(Figure content listings)
□ □ □ □

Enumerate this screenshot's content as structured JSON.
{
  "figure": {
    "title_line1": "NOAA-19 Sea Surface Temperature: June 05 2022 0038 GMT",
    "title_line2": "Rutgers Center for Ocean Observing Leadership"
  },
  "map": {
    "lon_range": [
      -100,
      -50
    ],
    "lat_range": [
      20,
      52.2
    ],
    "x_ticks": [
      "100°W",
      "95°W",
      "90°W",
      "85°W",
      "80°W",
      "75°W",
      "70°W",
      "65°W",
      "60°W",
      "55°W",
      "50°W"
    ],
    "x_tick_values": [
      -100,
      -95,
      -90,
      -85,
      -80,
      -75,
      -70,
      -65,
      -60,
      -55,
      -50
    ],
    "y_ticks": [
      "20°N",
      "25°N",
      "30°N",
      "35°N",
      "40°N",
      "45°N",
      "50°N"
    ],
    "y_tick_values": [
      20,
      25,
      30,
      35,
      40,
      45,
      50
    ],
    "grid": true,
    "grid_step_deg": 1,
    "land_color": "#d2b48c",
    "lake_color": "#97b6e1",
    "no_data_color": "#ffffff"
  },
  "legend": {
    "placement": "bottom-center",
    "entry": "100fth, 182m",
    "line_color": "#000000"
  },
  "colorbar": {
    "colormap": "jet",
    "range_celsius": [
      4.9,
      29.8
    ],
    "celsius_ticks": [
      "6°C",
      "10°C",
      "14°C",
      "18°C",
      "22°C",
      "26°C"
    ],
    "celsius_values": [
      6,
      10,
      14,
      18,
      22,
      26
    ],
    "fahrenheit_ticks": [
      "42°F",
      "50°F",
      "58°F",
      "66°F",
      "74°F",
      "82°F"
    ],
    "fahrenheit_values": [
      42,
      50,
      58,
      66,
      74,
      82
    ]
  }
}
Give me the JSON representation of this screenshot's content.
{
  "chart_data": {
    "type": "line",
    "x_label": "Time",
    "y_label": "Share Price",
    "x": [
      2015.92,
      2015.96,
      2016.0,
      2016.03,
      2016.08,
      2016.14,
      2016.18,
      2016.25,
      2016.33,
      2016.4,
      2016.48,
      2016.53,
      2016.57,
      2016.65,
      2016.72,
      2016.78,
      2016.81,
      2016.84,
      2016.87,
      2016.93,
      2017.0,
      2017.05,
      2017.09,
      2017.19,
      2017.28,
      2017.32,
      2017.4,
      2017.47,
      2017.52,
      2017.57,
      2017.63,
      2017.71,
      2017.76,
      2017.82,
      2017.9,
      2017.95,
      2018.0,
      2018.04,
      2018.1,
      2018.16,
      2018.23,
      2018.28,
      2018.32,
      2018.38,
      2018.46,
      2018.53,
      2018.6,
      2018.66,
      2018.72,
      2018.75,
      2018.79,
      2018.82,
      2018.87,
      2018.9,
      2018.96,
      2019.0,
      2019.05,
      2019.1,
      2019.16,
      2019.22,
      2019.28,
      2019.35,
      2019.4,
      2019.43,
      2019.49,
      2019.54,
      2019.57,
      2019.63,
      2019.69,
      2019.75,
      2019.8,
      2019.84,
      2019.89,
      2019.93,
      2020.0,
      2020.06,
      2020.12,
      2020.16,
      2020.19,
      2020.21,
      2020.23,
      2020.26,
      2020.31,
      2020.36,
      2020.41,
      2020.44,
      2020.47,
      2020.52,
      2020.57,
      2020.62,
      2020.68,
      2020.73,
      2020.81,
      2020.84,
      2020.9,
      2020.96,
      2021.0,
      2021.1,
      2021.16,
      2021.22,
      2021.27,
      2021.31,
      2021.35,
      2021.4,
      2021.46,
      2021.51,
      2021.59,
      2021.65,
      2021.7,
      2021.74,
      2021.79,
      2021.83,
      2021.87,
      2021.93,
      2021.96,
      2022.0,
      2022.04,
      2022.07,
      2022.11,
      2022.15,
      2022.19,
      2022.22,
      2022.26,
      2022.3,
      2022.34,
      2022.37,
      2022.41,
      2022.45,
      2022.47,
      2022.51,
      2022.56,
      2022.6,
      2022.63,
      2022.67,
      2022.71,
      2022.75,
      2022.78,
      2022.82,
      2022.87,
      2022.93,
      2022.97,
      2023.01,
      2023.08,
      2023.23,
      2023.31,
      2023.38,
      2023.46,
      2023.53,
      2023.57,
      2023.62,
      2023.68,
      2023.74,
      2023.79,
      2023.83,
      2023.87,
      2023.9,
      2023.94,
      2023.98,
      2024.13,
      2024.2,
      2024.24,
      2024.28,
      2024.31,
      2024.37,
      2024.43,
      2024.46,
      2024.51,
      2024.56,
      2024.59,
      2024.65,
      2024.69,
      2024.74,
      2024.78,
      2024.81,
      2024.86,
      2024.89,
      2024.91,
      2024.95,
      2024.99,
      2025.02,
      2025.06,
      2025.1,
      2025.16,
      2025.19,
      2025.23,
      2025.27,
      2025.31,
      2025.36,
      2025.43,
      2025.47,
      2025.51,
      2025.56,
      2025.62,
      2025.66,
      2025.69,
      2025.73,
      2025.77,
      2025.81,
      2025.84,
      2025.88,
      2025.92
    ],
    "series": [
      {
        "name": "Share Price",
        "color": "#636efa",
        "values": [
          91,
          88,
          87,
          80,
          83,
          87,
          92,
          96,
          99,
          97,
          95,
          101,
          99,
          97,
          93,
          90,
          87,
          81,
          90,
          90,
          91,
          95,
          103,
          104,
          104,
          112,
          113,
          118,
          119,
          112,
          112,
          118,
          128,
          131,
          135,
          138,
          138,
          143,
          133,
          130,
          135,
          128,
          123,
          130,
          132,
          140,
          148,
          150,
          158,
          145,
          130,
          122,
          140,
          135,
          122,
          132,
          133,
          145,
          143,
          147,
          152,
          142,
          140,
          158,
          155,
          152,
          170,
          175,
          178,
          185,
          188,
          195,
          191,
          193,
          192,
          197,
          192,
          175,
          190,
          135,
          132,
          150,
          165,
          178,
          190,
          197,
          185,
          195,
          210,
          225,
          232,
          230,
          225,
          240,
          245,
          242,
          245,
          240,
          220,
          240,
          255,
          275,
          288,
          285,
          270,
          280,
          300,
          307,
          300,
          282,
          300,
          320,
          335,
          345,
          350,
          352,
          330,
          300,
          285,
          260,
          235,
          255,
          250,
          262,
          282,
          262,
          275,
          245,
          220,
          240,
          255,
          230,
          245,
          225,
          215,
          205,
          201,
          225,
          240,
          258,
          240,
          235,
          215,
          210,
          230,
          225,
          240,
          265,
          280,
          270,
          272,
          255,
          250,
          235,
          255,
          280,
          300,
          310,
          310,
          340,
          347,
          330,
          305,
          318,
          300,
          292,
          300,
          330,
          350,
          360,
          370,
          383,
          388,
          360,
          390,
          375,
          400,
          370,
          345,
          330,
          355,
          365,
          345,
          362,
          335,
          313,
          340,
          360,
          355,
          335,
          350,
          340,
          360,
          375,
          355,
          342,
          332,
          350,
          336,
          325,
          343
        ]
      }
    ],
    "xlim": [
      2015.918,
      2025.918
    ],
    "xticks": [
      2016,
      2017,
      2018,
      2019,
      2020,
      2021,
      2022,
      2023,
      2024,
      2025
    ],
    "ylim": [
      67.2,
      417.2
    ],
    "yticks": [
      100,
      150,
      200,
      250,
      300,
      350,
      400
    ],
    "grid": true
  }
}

□ □ □ □

> WHAT THE TASK REQUIRES
Repeat every line of the material exactly as given.

> RESULT
Enumerate this screenshot's content as structured JSON.
{
  "figure": {
    "title_line1": "NOAA-19 Sea Surface Temperature: June 05 2022 0038 GMT",
    "title_line2": "Rutgers Center for Ocean Observing Leadership"
  },
  "map": {
    "lon_range": [
      -100,
      -50
    ],
    "lat_range": [
      20,
      52.2
    ],
    "x_ticks": [
      "100°W",
      "95°W",
      "90°W",
      "85°W",
      "80°W",
      "75°W",
      "70°W",
      "65°W",
      "60°W",
      "55°W",
      "50°W"
    ],
    "x_tick_values": [
      -100,
      -95,
      -90,
      -85,
      -80,
      -75,
      -70,
      -65,
      -60,
      -55,
      -50
    ],
    "y_ticks": [
      "20°N",
      "25°N",
      "30°N",
      "35°N",
      "40°N",
      "45°N",
      "50°N"
    ],
    "y_tick_values": [
      20,
      25,
      30,
      35,
      40,
      45,
      50
    ],
    "grid": true,
    "grid_step_deg": 1,
    "land_color": "#d2b48c",
    "lake_color": "#97b6e1",
    "no_data_color": "#ffffff"
  },
  "legend": {
    "placement": "bottom-center",
    "entry": "100fth, 182m",
    "line_color": "#000000"
  },
  "colorbar": {
    "colormap": "jet",
    "range_celsius": [
      4.9,
      29.8
    ],
    "celsius_ticks": [
      "6°C",
      "10°C",
      "14°C",
      "18°C",
      "22°C",
      "26°C"
    ],
    "celsius_values": [
      6,
      10,
      14,
      18,
      22,
      26
    ],
    "fahrenheit_ticks": [
      "42°F",
      "50°F",
      "58°F",
      "66°F",
      "74°F",
      "82°F"
    ],
    "fahrenheit_values": [
      42,
      50,
      58,
      66,
      74,
      82
    ]
  }
}
Give me the JSON representation of this screenshot's content.
{
  "chart_data": {
    "type": "line",
    "x_label": "Time",
    "y_label": "Share Price",
    "x": [
      2015.92,
      2015.96,
      2016.0,
      2016.03,
      2016.08,
      2016.14,
      2016.18,
      2016.25,
      2016.33,
      2016.4,
      2016.48,
      2016.53,
      2016.57,
      2016.65,
      2016.72,
      2016.78,
      2016.81,
      2016.84,
      2016.87,
      2016.93,
      2017.0,
      2017.05,
      2017.09,
      2017.19,
      2017.28,
      2017.32,
      2017.4,
      2017.47,
      2017.52,
      2017.57,
      2017.63,
      2017.71,
      2017.76,
      2017.82,
      2017.9,
      2017.95,
      2018.0,
      2018.04,
      2018.1,
      2018.16,
      2018.23,
      2018.28,
      2018.32,
      2018.38,
      2018.46,
      2018.53,
      2018.6,
      2018.66,
      2018.72,
      2018.75,
      2018.79,
      2018.82,
      2018.87,
      2018.9,
      2018.96,
      2019.0,
      2019.05,
      2019.1,
      2019.16,
      2019.22,
      2019.28,
      2019.35,
      2019.4,
      2019.43,
      2019.49,
      2019.54,
      2019.57,
      2019.63,
      2019.69,
      2019.75,
      2019.8,
      2019.84,
      2019.89,
      2019.93,
      2020.0,
      2020.06,
      2020.12,
      2020.16,
      2020.19,
      2020.21,
      2020.23,
      2020.26,
      2020.31,
      2020.36,
      2020.41,
      2020.44,
      2020.47,
      2020.52,
      2020.57,
      2020.62,
      2020.68,
      2020.73,
      2020.81,
      2020.84,
      2020.9,
      2020.96,
      2021.0,
      2021.1,
      2021.16,
      2021.22,
      2021.27,
      2021.31,
      2021.35,
      2021.4,
      2021.46,
      2021.51,
      2021.59,
      2021.65,
      2021.7,
      2021.74,
      2021.79,
      2021.83,
      2021.87,
      2021.93,
      2021.96,
      2022.0,
      2022.04,
      2022.07,
      2022.11,
      2022.15,
      2022.19,
      2022.22,
      2022.26,
      2022.3,
      2022.34,
      2022.37,
      2022.41,
      2022.45,
      2022.47,
      2022.51,
      2022.56,
      2022.6,
      2022.63,
      2022.67,
      2022.71,
      2022.75,
      2022.78,
      2022.82,
      2022.87,
      2022.93,
      2022.97,
      2023.01,
      2023.08,
      2023.23,
      2023.31,
      2023.38,
      2023.46,
      2023.53,
      2023.57,
      2023.62,
      2023.68,
      2023.74,
      2023.79,
      2023.83,
      2023.87,
      2023.9,
      2023.94,
      2023.98,
      2024.13,
      2024.2,
      2024.24,
      2024.28,
      2024.31,
      2024.37,
      2024.43,
      2024.46,
      2024.51,
      2024.56,
      2024.59,
      2024.65,
      2024.69,
      2024.74,
      2024.78,
      2024.81,
      2024.86,
      2024.89,
      2024.91,
      2024.95,
      2024.99,
      2025.02,
      2025.06,
      2025.1,
      2025.16,
      2025.19,
      2025.23,
      2025.27,
      2025.31,
      2025.36,
      2025.43,
      2025.47,
      2025.51,
      2025.56,
      2025.62,
      2025.66,
      2025.69,
      2025.73,
      2025.77,
      2025.81,
      2025.84,
      2025.88,
      2025.92
    ],
    "series": [
      {
        "name": "Share Price",
        "color": "#636efa",
        "values": [
          91,
          88,
          87,
          80,
          83,
          87,
          92,
          96,
          99,
          97,
          95,
          101,
          99,
          97,
          93,
          90,
          87,
          81,
          90,
          90,
          91,
          95,
          103,
          104,
          104,
          112,
          113,
          118,
          119,
          112,
          112,
          118,
          128,
          131,
          135,
          138,
          138,
          143,
          133,
          130,
          135,
          128,
          123,
          130,
          132,
          140,
          148,
          150,
          158,
          145,
          130,
          122,
          140,
          135,
          122,
          132,
          133,
          145,
          143,
          147,
          152,
          142,
          140,
          158,
          155,
          152,
          170,
          175,
          178,
          185,
          188,
          195,
          191,
          193,
          192,
          197,
          192,
          175,
          190,
          135,
          132,
          150,
          165,
          178,
          190,
          197,
          185,
          195,
          210,
          225,
          232,
          230,
          225,
          240,
          245,
          242,
          245,
          240,
          220,
          240,
          255,
          275,
          288,
          285,
          270,
          280,
          300,
          307,
          300,
          282,
          300,
          320,
          335,
          345,
          350,
          352,
          330,
          300,
          285,
          260,
          235,
          255,
          250,
          262,
          282,
          262,
          275,
          245,
          220,
          240,
          255,
          230,
          245,
          225,
          215,
          205,
          201,
          225,
          240,
          258,
          240,
          235,
          215,
          210,
          230,
          225,
          240,
          265,
          280,
          270,
          272,
          255,
          250,
          235,
          255,
          280,
          300,
          310,
          310,
          340,
          347,
          330,
          305,
          318,
          300,
          292,
          300,
          330,
          350,
          360,
          370,
          383,
          388,
          360,
          390,
          375,
          400,
          370,
          345,
          330,
          355,
          365,
          345,
          362,
          335,
          313,
          340,
          360,
          355,
          335,
          350,
          340,
          360,
          375,
          355,
          342,
          332,
          350,
          336,
          325,
          343
        ]
      }
    ],
    "xlim": [
      2015.918,
      2025.918
    ],
    "xticks": [
      2016,
      2017,
      2018,
      2019,
      2020,
      2021,
      2022,
      2023,
      2024,
      2025
    ],
    "ylim": [
      67.2,
      417.2
    ],
    "yticks": [
      100,
      150,
      200,
      250,
      300,
      350,
      400
    ],
    "grid": true
  }
}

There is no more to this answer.